▸ GIVEN INSTRUCTION: Show all lines of the listing that hold the word "hýlē".

[Data entries]
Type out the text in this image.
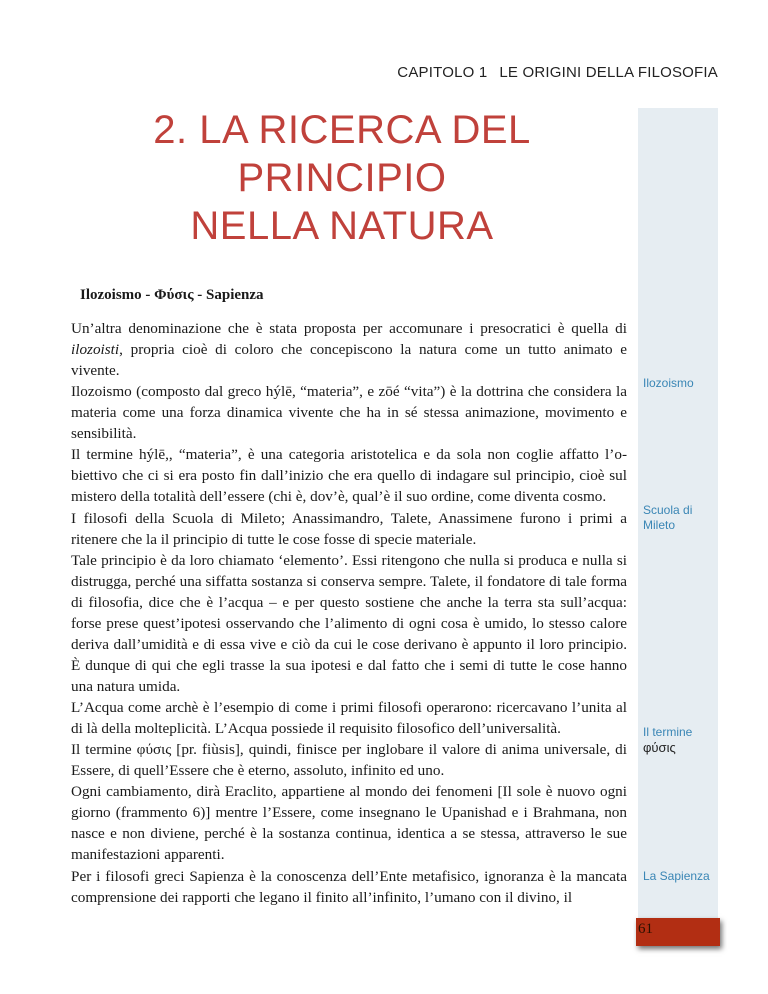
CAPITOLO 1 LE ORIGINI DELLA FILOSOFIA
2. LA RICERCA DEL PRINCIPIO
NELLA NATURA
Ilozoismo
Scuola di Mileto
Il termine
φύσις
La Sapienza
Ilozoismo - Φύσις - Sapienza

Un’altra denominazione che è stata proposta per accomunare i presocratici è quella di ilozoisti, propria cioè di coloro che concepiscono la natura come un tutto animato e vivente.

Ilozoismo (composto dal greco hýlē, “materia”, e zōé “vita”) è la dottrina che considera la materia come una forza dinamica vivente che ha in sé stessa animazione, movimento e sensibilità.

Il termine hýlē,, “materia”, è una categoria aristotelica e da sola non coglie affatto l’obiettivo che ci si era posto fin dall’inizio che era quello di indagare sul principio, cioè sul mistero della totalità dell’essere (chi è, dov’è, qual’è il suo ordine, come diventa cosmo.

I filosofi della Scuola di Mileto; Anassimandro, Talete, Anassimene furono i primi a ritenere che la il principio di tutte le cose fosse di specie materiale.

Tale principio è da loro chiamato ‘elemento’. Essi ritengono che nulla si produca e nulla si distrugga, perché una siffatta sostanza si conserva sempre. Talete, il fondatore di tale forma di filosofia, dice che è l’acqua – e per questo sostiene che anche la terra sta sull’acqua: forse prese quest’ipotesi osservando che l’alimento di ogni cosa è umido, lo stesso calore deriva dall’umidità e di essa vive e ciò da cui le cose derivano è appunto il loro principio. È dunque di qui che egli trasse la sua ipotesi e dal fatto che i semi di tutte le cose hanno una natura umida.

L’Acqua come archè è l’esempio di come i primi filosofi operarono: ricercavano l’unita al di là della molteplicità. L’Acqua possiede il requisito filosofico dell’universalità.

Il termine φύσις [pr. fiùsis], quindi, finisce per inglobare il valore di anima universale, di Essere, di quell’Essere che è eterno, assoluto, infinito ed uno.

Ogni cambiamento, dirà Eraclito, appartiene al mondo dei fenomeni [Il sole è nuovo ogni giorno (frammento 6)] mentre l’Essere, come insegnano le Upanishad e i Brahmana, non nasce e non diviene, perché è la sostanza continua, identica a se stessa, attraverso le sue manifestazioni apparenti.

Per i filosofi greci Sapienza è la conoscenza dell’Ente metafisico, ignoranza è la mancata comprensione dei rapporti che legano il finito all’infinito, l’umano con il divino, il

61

==

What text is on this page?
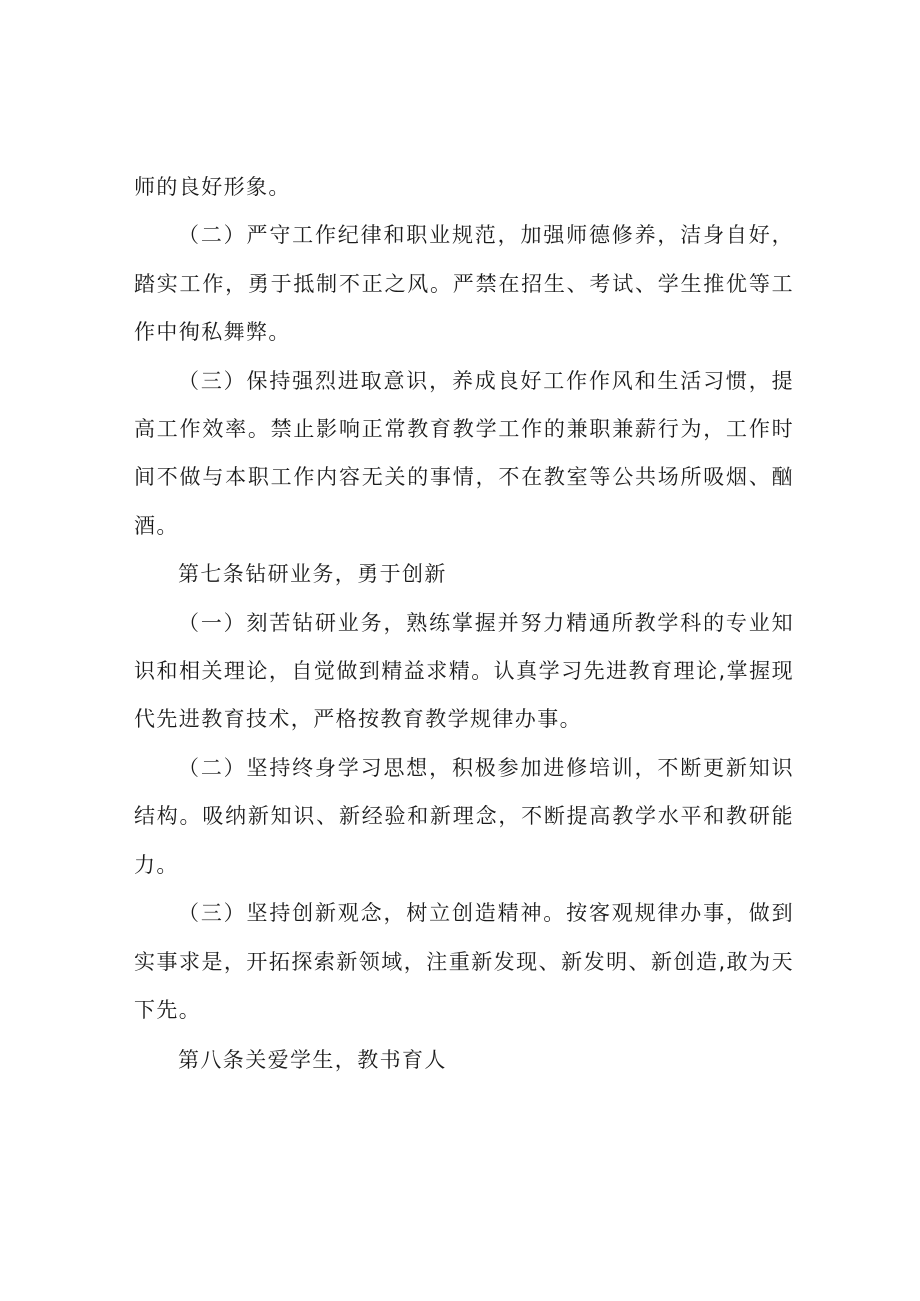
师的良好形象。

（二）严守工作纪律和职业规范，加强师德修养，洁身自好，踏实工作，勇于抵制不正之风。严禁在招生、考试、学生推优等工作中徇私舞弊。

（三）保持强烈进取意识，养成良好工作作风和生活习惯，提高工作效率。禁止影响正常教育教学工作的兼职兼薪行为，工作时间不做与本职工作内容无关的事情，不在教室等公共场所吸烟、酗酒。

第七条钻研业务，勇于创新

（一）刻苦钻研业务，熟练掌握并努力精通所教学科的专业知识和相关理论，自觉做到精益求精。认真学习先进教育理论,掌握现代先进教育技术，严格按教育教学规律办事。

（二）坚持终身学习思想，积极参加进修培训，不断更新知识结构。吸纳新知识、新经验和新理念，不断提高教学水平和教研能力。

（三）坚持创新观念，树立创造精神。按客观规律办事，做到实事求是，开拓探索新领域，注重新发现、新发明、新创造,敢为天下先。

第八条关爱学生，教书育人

---

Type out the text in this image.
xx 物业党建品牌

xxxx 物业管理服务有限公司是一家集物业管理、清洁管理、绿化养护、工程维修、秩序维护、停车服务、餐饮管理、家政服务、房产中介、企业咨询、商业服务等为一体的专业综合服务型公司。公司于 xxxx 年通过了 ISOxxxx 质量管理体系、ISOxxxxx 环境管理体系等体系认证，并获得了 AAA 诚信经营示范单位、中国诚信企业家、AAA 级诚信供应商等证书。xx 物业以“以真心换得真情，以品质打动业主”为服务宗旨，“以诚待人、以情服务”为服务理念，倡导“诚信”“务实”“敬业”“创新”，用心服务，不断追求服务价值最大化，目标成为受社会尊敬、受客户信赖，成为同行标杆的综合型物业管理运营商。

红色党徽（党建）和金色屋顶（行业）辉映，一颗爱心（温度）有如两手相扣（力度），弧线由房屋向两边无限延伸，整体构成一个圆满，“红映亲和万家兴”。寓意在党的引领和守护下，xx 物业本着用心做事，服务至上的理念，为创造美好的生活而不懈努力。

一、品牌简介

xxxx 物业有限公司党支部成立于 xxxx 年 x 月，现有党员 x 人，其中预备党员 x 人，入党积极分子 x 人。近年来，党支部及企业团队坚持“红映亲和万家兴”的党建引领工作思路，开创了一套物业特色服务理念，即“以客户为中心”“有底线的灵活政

▸ WORKED ANSWER:
Ilozoismo (composto dal greco hýlē, “materia”, e zōé “vita”) è la dottrina che considera la materia come una forza dinamica vivente che ha in sé stessa animazione, movimento e sensibilità.
Il termine hýlē,, “materia”, è una categoria aristotelica e da sola non coglie affatto l’obiettivo che ci si era posto fin dall’inizio che era quello di indagare sul principio, cioè sul mistero della totalità dell’essere (chi è, dov’è, qual’è il suo ordine, come diventa cosmo.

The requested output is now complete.